Records for the task —
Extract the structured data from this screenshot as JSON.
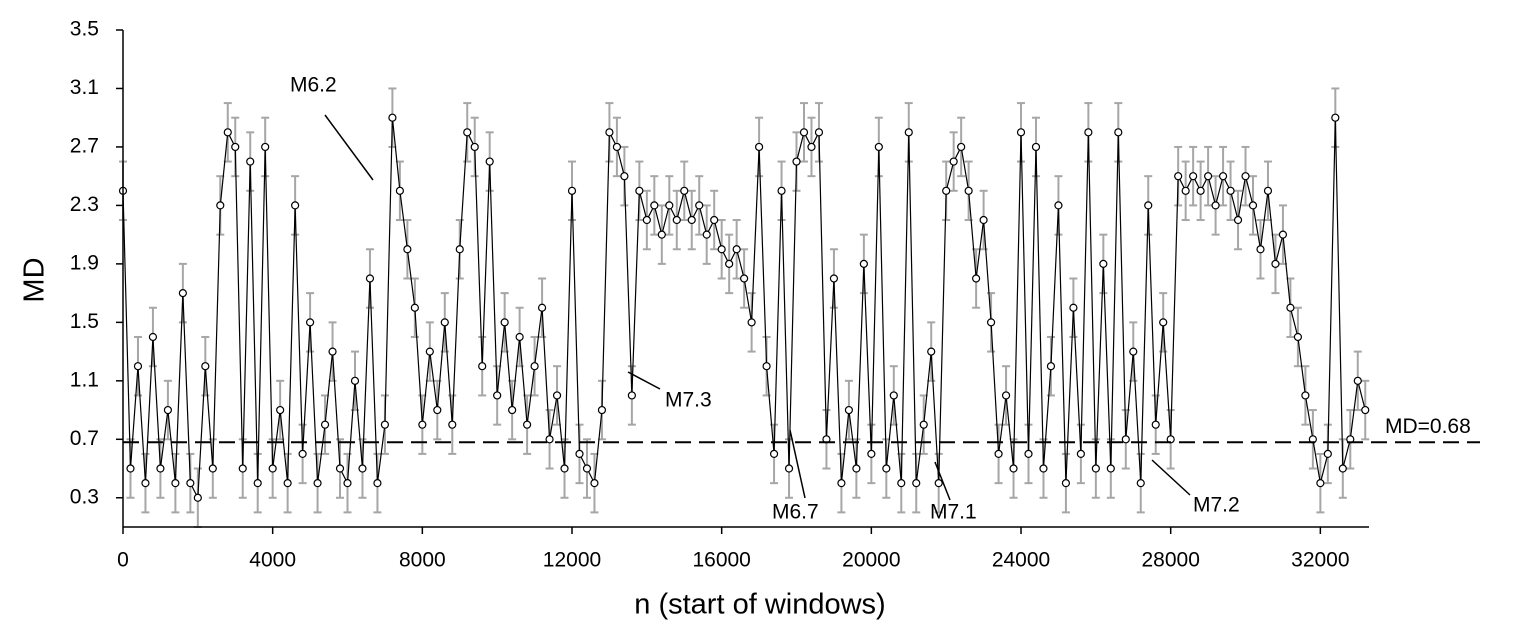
{
  "chart_data": {
    "type": "scatter",
    "x_label": "n (start of windows)",
    "y_label": "MD",
    "xlim": [
      0,
      33300
    ],
    "ylim": [
      0.1,
      3.5
    ],
    "xticks": [
      0,
      4000,
      8000,
      12000,
      16000,
      20000,
      24000,
      28000,
      32000
    ],
    "yticks": [
      0.3,
      0.7,
      1.1,
      1.5,
      1.9,
      2.3,
      2.7,
      3.1,
      3.5
    ],
    "hline": {
      "value": 0.68,
      "label": "MD=0.68"
    },
    "annotations": [
      {
        "text": "M6.2"
      },
      {
        "text": "M7.3"
      },
      {
        "text": "M6.7"
      },
      {
        "text": "M7.1"
      },
      {
        "text": "M7.2"
      }
    ],
    "series": [
      {
        "color": "#000000",
        "error_color": "#a6a6a6",
        "error": 0.2,
        "x": [
          0,
          200,
          400,
          600,
          800,
          1000,
          1200,
          1400,
          1600,
          1800,
          2000,
          2200,
          2400,
          2600,
          2800,
          3000,
          3200,
          3400,
          3600,
          3800,
          4000,
          4200,
          4400,
          4600,
          4800,
          5000,
          5200,
          5400,
          5600,
          5800,
          6000,
          6200,
          6400,
          6600,
          6800,
          7000,
          7200,
          7400,
          7600,
          7800,
          8000,
          8200,
          8400,
          8600,
          8800,
          9000,
          9200,
          9400,
          9600,
          9800,
          10000,
          10200,
          10400,
          10600,
          10800,
          11000,
          11200,
          11400,
          11600,
          11800,
          12000,
          12200,
          12400,
          12600,
          12800,
          13000,
          13200,
          13400,
          13600,
          13800,
          14000,
          14200,
          14400,
          14600,
          14800,
          15000,
          15200,
          15400,
          15600,
          15800,
          16000,
          16200,
          16400,
          16600,
          16800,
          17000,
          17200,
          17400,
          17600,
          17800,
          18000,
          18200,
          18400,
          18600,
          18800,
          19000,
          19200,
          19400,
          19600,
          19800,
          20000,
          20200,
          20400,
          20600,
          20800,
          21000,
          21200,
          21400,
          21600,
          21800,
          22000,
          22200,
          22400,
          22600,
          22800,
          23000,
          23200,
          23400,
          23600,
          23800,
          24000,
          24200,
          24400,
          24600,
          24800,
          25000,
          25200,
          25400,
          25600,
          25800,
          26000,
          26200,
          26400,
          26600,
          26800,
          27000,
          27200,
          27400,
          27600,
          27800,
          28000,
          28200,
          28400,
          28600,
          28800,
          29000,
          29200,
          29400,
          29600,
          29800,
          30000,
          30200,
          30400,
          30600,
          30800,
          31000,
          31200,
          31400,
          31600,
          31800,
          32000,
          32200,
          32400,
          32600,
          32800,
          33000,
          33200
        ],
        "values": [
          2.4,
          0.5,
          1.2,
          0.4,
          1.4,
          0.5,
          0.9,
          0.4,
          1.7,
          0.4,
          0.3,
          1.2,
          0.5,
          2.3,
          2.8,
          2.7,
          0.5,
          2.6,
          0.4,
          2.7,
          0.5,
          0.9,
          0.4,
          2.3,
          0.6,
          1.5,
          0.4,
          0.8,
          1.3,
          0.5,
          0.4,
          1.1,
          0.5,
          1.8,
          0.4,
          0.8,
          2.9,
          2.4,
          2.0,
          1.6,
          0.8,
          1.3,
          0.9,
          1.5,
          0.8,
          2.0,
          2.8,
          2.7,
          1.2,
          2.6,
          1.0,
          1.5,
          0.9,
          1.4,
          0.8,
          1.2,
          1.6,
          0.7,
          1.0,
          0.5,
          2.4,
          0.6,
          0.5,
          0.4,
          0.9,
          2.8,
          2.7,
          2.5,
          1.0,
          2.4,
          2.2,
          2.3,
          2.1,
          2.3,
          2.2,
          2.4,
          2.2,
          2.3,
          2.1,
          2.2,
          2.0,
          1.9,
          2.0,
          1.8,
          1.5,
          2.7,
          1.2,
          0.6,
          2.4,
          0.5,
          2.6,
          2.8,
          2.7,
          2.8,
          0.7,
          1.8,
          0.4,
          0.9,
          0.5,
          1.9,
          0.6,
          2.7,
          0.5,
          1.0,
          0.4,
          2.8,
          0.4,
          0.8,
          1.3,
          0.4,
          2.4,
          2.6,
          2.7,
          2.4,
          1.8,
          2.2,
          1.5,
          0.6,
          1.0,
          0.5,
          2.8,
          0.6,
          2.7,
          0.5,
          1.2,
          2.3,
          0.4,
          1.6,
          0.6,
          2.8,
          0.5,
          1.9,
          0.5,
          2.8,
          0.7,
          1.3,
          0.4,
          2.3,
          0.8,
          1.5,
          0.7,
          2.5,
          2.4,
          2.5,
          2.4,
          2.5,
          2.3,
          2.5,
          2.4,
          2.2,
          2.5,
          2.3,
          2.0,
          2.4,
          1.9,
          2.1,
          1.6,
          1.4,
          1.0,
          0.7,
          0.4,
          0.6,
          2.9,
          0.5,
          0.7,
          1.1,
          0.9
        ]
      }
    ]
  }
}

To be done — Report all lines of the data that include the word "text".

Exercise result —
        "text": "M6.2"
        "text": "M7.3"
        "text": "M6.7"
        "text": "M7.1"
        "text": "M7.2"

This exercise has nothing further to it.